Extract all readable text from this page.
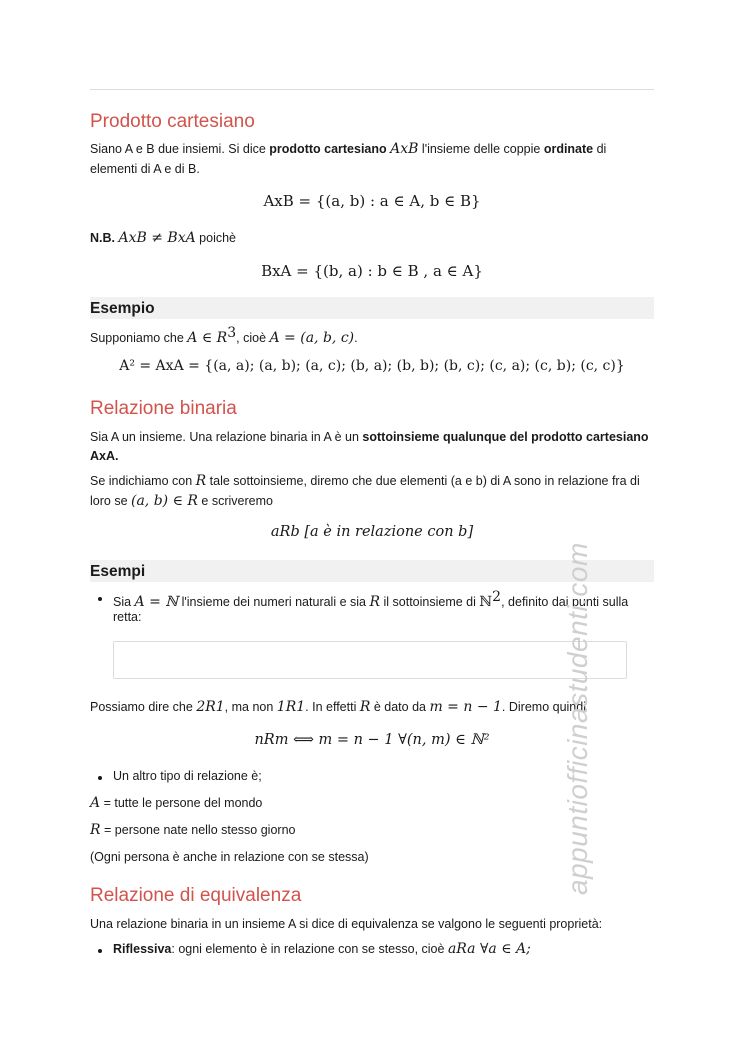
Prodotto cartesiano

Siano A e B due insiemi. Si dice prodotto cartesiano AxB l'insieme delle coppie ordinate di

elementi di A e di B.

AxB = {(a, b) : a ∈ A, b ∈ B}

N.B. AxB ≠ BxA poichè

BxA = {(b, a) : b ∈ B , a ∈ A}
Esempio

Supponiamo che A ∈ $R^3$, cioè A = (a, b, c).

A² = AxA = {(a, a); (a, b); (a, c); (b, a); (b, b); (b, c); (c, a); (c, b); (c, c)}
Relazione binaria

Sia A un insieme. Una relazione binaria in A è un sottoinsieme qualunque del prodotto cartesiano

AxA.

Se indichiamo con R tale sottoinsieme, diremo che due elementi (a e b) di A sono in relazione fra di

loro se (a, b) ∈ R e scriveremo

aRb [a è in relazione con b]
Esempi

Sia A = ℕ l'insieme dei numeri naturali e sia R il sottoinsieme di ℕ$^2$, definito dai punti sulla

retta:

Possiamo dire che 2R1, ma non 1R1. In effetti R è dato da m = n − 1. Diremo quindi

nRm ⟺ m = n − 1 ∀(n, m) ∈ ℕ²

Un altro tipo di relazione è;

A = tutte le persone del mondo

R = persone nate nello stesso giorno

(Ogni persona è anche in relazione con se stessa)

Relazione di equivalenza

Una relazione binaria in un insieme A si dice di equivalenza se valgono le seguenti proprietà:

Riflessiva: ogni elemento è in relazione con se stesso, cioè aRa ∀a ∈ A;

appuntiofficinastudenti.com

------------

STATED TASK → Print every entry exactly as written, without the pictures.

EXERCISE OUTPUT →
Extract all readable text from this page.
Prodotto cartesiano

Siano A e B due insiemi. Si dice prodotto cartesiano AxB l'insieme delle coppie ordinate di

elementi di A e di B.

AxB = {(a, b) : a ∈ A, b ∈ B}

N.B. AxB ≠ BxA poichè

BxA = {(b, a) : b ∈ B , a ∈ A}
Esempio

Supponiamo che A ∈ $R^3$, cioè A = (a, b, c).

A² = AxA = {(a, a); (a, b); (a, c); (b, a); (b, b); (b, c); (c, a); (c, b); (c, c)}
Relazione binaria

Sia A un insieme. Una relazione binaria in A è un sottoinsieme qualunque del prodotto cartesiano

AxA.

Se indichiamo con R tale sottoinsieme, diremo che due elementi (a e b) di A sono in relazione fra di

loro se (a, b) ∈ R e scriveremo

aRb [a è in relazione con b]
Esempi

Sia A = ℕ l'insieme dei numeri naturali e sia R il sottoinsieme di ℕ$^2$, definito dai punti sulla

retta:

Possiamo dire che 2R1, ma non 1R1. In effetti R è dato da m = n − 1. Diremo quindi

nRm ⟺ m = n − 1 ∀(n, m) ∈ ℕ²

Un altro tipo di relazione è;

A = tutte le persone del mondo

R = persone nate nello stesso giorno

(Ogni persona è anche in relazione con se stessa)

Relazione di equivalenza

Una relazione binaria in un insieme A si dice di equivalenza se valgono le seguenti proprietà:

Riflessiva: ogni elemento è in relazione con se stesso, cioè aRa ∀a ∈ A;

appuntiofficinastudenti.com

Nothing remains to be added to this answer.